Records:
= = = =
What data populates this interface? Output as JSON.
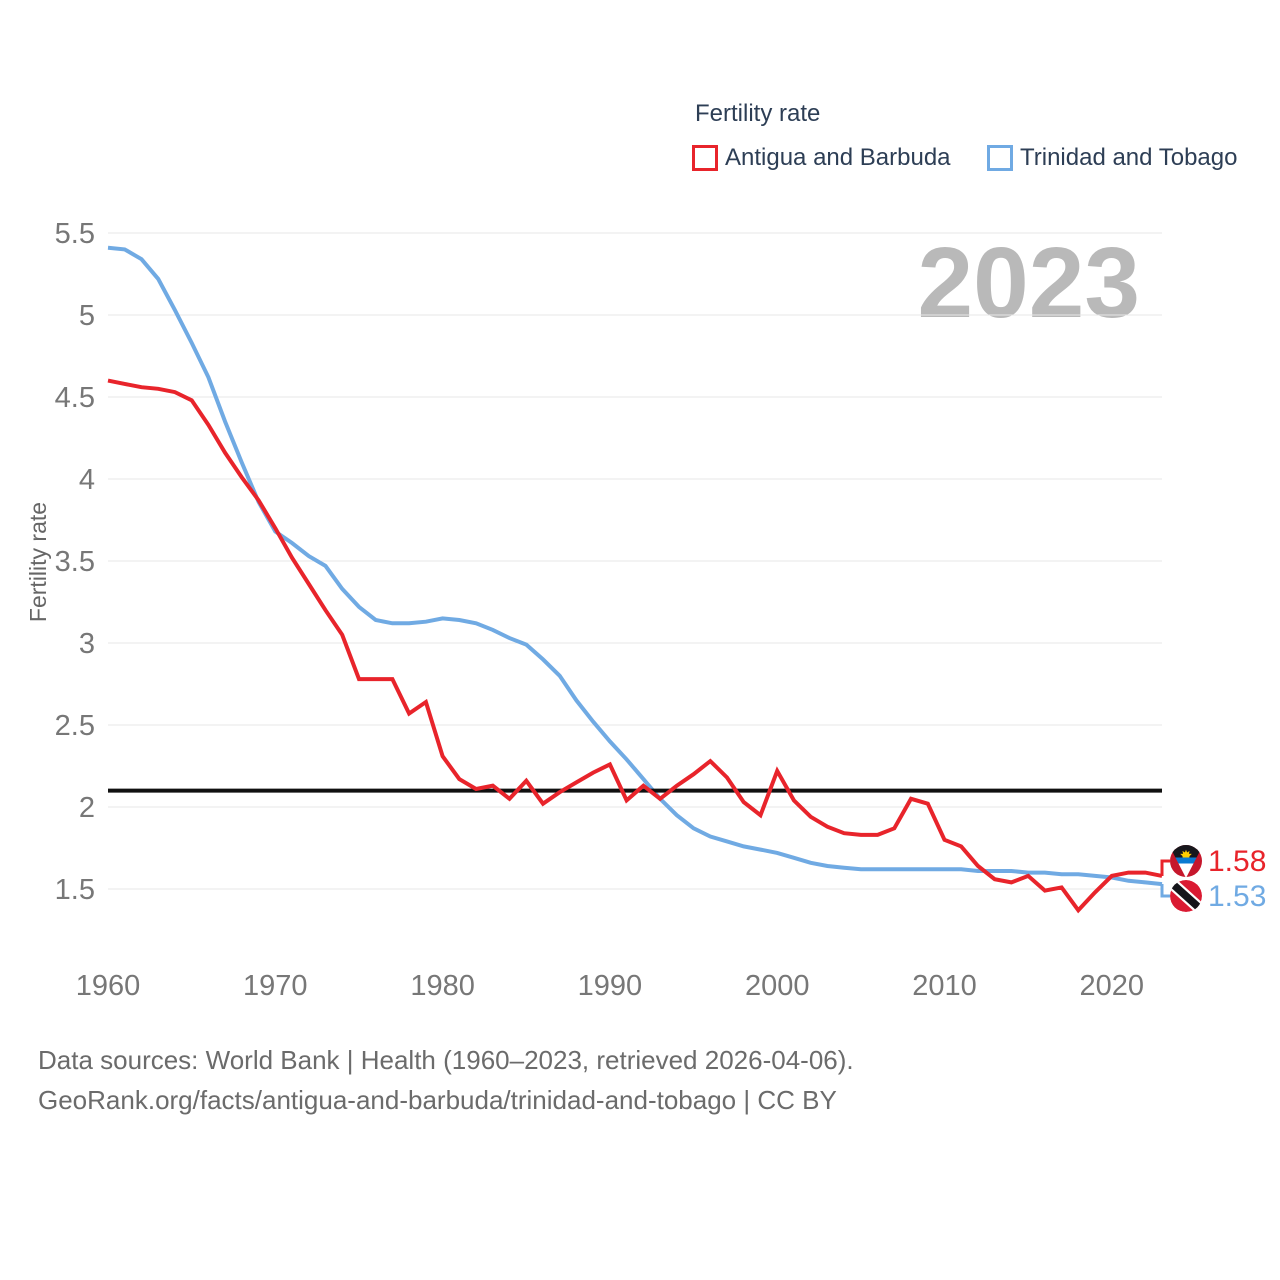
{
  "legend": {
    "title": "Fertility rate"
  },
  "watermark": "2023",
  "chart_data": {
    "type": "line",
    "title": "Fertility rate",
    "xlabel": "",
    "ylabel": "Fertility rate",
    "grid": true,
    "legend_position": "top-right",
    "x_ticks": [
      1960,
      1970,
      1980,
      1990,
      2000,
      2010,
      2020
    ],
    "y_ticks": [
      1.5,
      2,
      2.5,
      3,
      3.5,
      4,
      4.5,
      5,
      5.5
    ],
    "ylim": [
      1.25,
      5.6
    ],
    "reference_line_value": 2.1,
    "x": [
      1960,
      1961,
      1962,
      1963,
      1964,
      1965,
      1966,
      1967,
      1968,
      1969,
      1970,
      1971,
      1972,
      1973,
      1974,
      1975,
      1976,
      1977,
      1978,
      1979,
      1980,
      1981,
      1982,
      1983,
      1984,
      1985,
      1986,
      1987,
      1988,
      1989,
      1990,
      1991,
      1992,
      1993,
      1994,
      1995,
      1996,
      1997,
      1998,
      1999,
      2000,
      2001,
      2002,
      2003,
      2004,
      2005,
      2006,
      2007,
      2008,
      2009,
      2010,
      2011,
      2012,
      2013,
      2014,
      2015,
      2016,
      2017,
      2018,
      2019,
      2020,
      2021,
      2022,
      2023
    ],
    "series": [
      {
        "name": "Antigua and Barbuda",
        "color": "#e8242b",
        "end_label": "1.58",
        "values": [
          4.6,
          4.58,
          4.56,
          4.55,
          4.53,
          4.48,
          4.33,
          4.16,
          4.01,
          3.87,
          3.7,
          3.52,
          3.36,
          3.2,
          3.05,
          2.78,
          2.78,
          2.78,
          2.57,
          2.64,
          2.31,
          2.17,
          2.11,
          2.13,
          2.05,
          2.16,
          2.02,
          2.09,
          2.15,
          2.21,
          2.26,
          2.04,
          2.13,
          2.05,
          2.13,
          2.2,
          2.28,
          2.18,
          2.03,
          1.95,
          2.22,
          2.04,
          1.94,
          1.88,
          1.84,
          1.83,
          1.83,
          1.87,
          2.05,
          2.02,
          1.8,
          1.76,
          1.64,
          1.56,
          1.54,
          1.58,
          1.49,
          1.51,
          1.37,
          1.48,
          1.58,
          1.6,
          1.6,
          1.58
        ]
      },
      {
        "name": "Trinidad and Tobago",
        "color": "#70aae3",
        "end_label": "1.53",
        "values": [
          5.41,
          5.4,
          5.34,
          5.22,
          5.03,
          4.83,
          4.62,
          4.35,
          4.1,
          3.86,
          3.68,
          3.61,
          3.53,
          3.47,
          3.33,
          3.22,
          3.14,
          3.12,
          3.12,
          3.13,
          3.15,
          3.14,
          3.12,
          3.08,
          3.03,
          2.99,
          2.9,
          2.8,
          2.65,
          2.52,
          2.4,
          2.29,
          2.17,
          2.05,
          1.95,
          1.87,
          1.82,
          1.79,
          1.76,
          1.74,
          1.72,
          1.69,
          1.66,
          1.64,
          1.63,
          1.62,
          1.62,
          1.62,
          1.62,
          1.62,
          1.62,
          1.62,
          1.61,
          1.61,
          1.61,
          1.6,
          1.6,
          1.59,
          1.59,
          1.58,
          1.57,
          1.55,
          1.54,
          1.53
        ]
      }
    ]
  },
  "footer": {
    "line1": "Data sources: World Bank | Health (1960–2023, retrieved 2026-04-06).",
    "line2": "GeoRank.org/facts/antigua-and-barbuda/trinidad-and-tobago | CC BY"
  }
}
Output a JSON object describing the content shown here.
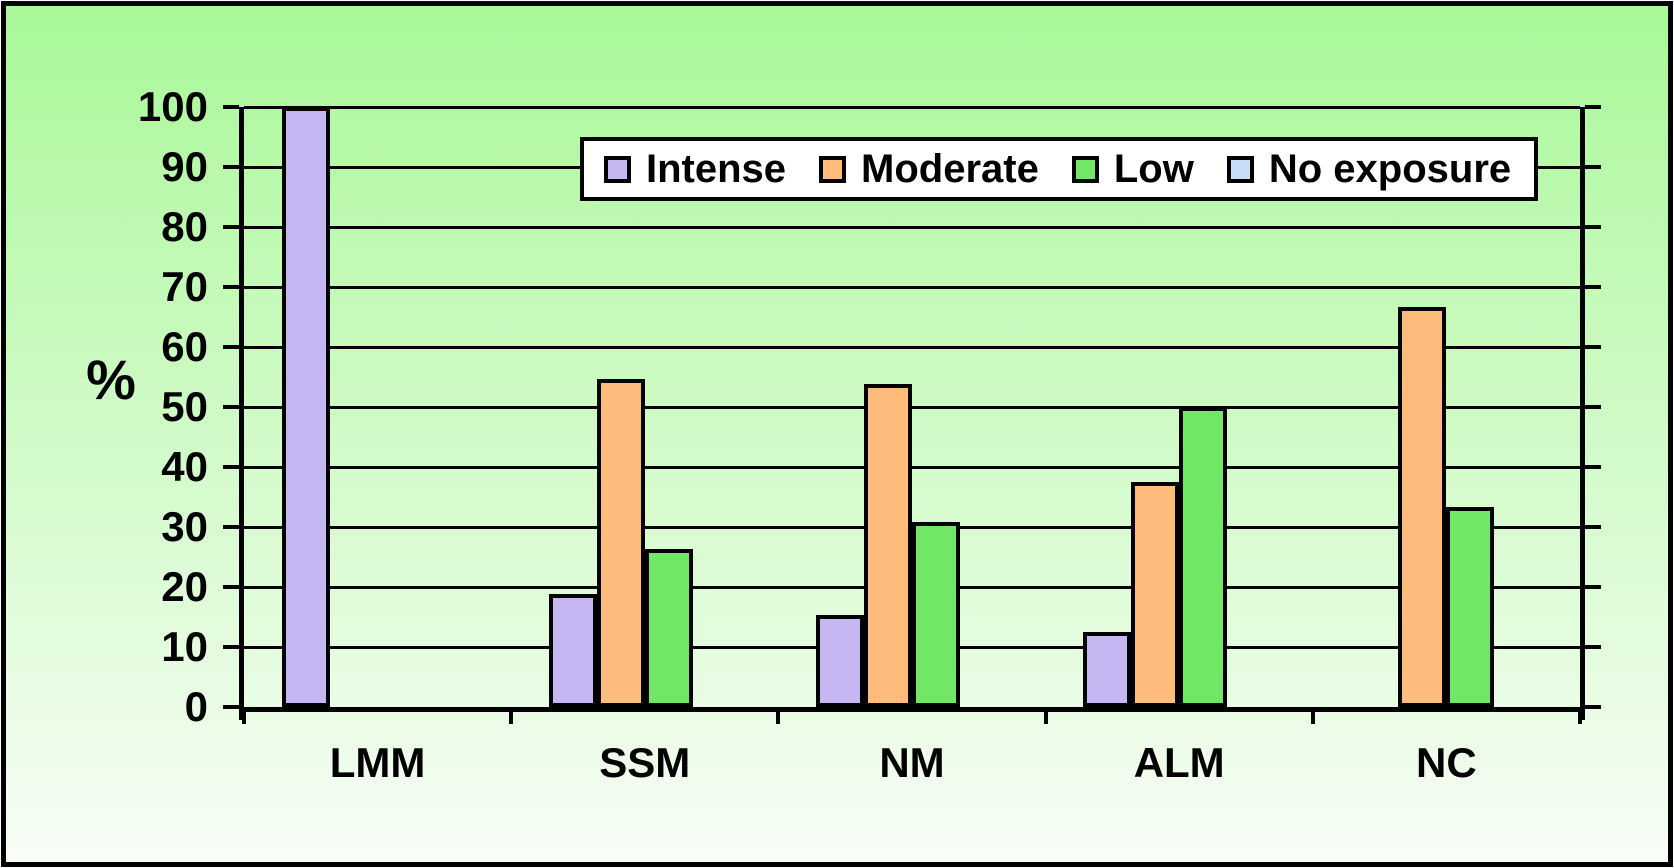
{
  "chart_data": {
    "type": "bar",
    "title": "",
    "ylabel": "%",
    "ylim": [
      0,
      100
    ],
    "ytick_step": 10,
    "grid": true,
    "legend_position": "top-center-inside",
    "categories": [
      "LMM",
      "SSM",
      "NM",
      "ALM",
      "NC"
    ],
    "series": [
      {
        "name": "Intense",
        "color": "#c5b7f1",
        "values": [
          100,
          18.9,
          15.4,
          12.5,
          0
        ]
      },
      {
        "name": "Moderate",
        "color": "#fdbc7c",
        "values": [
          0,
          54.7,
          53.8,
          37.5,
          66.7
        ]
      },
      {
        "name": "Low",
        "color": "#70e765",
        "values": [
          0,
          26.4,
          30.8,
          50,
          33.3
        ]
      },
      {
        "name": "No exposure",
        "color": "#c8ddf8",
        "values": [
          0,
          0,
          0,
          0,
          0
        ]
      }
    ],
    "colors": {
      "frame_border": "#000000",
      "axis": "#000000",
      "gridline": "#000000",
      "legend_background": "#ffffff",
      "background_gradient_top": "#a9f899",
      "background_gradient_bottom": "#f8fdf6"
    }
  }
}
= = = =
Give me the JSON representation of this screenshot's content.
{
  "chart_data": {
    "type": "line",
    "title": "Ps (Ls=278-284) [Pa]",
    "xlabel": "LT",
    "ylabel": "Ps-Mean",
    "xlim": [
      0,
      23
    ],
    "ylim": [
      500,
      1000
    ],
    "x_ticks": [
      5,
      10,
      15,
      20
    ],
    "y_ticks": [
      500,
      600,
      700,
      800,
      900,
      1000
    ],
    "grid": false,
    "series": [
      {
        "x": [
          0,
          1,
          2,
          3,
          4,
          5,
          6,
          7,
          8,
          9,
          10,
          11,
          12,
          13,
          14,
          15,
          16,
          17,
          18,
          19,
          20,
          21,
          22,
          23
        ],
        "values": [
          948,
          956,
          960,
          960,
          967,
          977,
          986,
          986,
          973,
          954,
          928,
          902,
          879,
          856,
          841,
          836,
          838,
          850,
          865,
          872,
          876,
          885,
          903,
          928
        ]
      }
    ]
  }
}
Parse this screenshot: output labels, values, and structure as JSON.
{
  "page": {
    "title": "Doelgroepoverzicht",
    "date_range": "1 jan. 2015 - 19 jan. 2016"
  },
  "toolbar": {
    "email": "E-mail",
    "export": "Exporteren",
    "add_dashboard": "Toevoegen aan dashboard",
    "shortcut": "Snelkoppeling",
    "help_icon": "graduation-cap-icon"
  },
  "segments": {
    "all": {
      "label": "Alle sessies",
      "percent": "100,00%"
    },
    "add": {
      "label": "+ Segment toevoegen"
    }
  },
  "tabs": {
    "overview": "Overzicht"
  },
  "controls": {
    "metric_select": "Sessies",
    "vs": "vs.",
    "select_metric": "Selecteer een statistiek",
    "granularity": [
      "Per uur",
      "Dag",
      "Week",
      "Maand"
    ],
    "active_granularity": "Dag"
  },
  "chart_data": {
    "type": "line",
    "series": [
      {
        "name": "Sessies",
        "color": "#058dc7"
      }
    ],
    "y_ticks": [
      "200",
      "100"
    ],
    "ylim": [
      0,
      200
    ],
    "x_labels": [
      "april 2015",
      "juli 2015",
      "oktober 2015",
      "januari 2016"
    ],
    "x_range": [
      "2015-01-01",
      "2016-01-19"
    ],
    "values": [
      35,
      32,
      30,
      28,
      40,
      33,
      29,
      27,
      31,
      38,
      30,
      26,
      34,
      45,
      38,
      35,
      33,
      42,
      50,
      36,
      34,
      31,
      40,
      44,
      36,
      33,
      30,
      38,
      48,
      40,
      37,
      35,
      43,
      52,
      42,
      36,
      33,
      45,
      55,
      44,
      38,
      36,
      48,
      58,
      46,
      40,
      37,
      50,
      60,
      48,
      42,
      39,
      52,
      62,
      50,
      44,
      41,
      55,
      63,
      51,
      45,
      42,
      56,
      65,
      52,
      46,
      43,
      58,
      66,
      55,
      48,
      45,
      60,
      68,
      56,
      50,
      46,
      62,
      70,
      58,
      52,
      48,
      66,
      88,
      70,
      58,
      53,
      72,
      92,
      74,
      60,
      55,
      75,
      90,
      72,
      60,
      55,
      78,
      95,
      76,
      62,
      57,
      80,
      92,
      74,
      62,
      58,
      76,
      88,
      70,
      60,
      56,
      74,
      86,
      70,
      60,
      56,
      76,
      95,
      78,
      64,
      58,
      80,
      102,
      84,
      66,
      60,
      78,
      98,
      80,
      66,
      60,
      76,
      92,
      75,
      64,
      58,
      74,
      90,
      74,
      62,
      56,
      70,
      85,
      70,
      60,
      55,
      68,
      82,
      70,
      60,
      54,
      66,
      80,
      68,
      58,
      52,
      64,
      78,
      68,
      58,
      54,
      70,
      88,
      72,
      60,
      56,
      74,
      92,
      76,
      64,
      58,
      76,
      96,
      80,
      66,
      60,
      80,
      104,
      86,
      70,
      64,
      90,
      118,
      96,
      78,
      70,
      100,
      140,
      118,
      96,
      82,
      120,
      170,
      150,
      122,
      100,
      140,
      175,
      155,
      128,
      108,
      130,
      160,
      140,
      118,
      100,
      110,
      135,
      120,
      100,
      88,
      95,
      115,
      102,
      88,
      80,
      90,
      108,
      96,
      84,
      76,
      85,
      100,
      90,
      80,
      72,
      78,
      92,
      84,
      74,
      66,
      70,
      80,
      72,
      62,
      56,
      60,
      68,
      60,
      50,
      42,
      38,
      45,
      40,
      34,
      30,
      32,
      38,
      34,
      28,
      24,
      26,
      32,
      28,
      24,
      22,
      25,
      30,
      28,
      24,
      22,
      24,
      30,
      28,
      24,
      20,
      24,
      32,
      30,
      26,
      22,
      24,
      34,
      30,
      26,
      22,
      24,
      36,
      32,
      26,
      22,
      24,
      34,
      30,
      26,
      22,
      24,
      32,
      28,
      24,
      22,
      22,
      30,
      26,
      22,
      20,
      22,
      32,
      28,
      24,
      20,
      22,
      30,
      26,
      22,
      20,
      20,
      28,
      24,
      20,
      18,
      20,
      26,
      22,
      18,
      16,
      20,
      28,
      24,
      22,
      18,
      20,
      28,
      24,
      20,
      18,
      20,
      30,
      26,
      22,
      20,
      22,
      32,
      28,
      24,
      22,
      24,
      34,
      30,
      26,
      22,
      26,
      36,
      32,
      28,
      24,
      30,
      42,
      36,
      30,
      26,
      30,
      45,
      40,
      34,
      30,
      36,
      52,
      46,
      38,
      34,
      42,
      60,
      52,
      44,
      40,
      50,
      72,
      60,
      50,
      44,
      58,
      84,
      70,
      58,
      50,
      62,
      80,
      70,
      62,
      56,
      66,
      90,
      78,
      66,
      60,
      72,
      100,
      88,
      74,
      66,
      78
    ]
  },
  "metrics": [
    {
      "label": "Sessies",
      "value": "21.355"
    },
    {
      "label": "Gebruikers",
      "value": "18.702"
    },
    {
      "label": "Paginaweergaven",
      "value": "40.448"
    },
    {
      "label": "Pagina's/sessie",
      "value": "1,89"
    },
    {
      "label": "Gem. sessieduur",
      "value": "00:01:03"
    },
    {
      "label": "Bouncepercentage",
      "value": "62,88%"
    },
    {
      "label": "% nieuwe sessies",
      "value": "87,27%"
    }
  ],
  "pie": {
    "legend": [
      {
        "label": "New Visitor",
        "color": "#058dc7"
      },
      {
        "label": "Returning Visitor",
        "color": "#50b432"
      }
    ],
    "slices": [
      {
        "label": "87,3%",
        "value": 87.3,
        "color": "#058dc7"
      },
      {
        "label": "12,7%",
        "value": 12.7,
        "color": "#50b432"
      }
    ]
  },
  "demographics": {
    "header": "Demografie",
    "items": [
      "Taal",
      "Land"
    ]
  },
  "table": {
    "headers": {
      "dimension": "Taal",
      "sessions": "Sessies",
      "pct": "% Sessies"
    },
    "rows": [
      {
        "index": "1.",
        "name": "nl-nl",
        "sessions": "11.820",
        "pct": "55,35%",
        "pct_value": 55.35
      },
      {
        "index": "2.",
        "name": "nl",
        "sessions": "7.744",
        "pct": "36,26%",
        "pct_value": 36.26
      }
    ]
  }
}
= = = =
Only lines with "content" are wanted here; list each of them.

Output a JSON object describing the content shown here.
Give me the JSON representation of this screenshot's content.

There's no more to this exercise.